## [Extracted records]
======
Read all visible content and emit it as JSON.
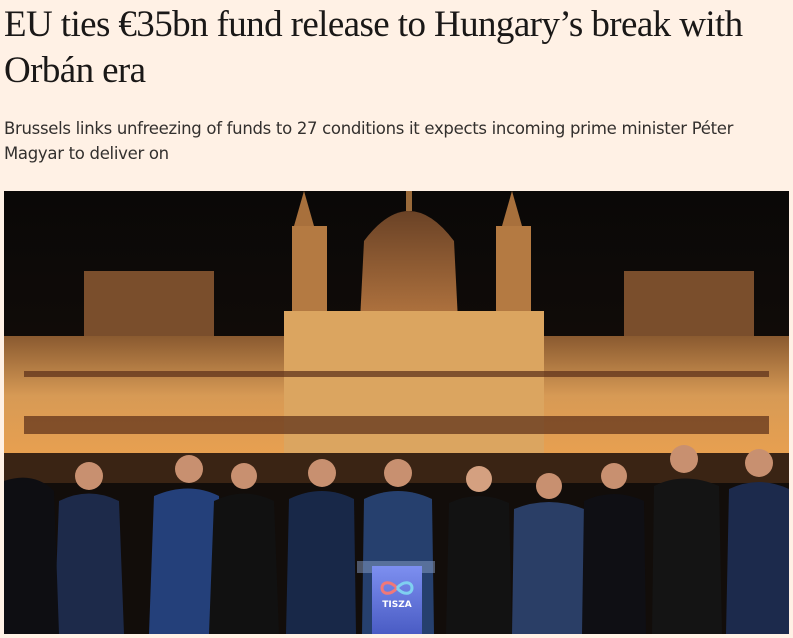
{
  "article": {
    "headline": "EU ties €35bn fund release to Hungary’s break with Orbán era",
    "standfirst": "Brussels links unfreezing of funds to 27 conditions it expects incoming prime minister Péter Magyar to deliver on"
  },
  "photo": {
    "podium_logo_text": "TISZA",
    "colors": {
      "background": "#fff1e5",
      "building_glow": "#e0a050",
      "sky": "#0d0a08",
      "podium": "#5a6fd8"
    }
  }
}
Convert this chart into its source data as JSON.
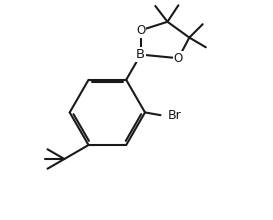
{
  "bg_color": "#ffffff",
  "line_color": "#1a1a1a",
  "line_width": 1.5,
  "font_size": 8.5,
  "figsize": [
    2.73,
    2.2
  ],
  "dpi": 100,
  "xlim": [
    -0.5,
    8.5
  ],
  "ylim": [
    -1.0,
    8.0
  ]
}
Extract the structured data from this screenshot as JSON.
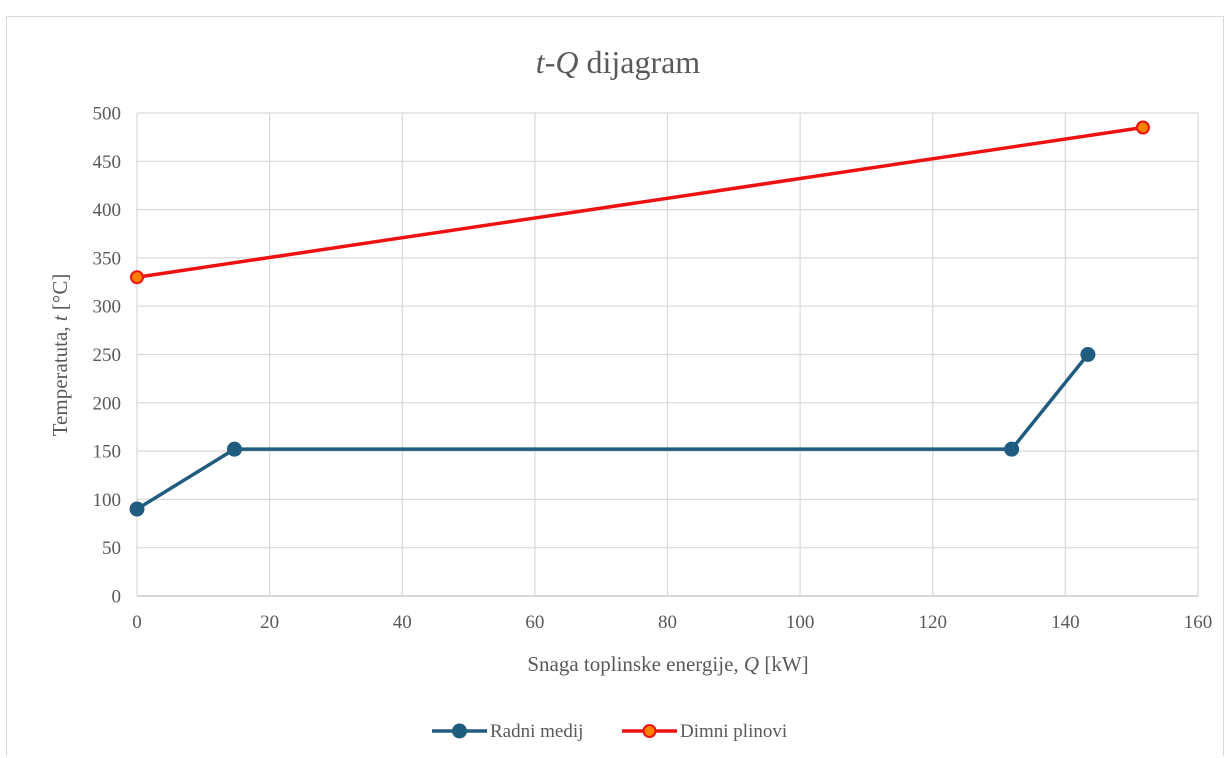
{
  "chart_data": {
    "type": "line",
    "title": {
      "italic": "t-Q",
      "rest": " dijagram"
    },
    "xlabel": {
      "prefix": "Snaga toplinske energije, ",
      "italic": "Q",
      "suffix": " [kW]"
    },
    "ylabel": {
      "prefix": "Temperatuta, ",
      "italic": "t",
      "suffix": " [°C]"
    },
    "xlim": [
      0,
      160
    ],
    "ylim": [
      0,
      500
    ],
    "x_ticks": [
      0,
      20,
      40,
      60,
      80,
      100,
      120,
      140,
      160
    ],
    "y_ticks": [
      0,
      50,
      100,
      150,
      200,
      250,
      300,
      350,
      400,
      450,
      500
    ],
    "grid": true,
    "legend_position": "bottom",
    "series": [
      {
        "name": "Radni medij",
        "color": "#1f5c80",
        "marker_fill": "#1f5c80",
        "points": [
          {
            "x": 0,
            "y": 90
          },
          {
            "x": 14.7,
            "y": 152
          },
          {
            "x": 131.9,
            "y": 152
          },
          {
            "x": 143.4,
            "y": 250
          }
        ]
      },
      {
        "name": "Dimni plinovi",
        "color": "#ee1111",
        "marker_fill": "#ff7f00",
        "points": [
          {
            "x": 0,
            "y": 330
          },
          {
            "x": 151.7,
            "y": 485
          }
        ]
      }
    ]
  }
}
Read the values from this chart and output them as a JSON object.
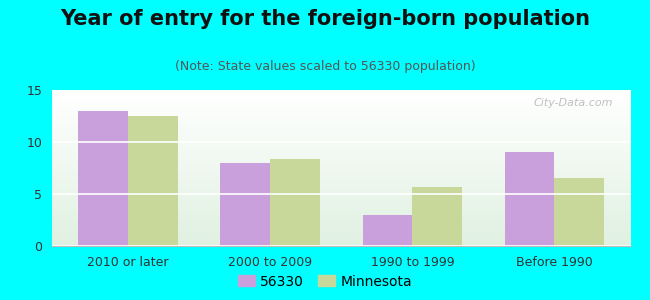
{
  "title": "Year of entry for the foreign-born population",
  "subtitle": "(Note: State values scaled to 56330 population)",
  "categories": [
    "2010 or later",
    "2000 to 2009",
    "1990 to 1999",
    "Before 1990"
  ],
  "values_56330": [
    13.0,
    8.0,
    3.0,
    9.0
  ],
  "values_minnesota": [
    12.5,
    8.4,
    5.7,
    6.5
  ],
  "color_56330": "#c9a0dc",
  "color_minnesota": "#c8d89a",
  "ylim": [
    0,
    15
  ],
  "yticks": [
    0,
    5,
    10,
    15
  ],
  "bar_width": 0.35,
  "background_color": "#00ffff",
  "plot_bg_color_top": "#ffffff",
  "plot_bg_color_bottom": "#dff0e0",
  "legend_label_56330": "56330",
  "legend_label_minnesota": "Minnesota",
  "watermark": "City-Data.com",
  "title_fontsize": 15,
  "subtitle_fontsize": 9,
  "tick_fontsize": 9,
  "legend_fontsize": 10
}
======
## [What you should do]
Determine how many lines in the data above contain the string "from". Give nothing except the number.

## [Solution to this task]
2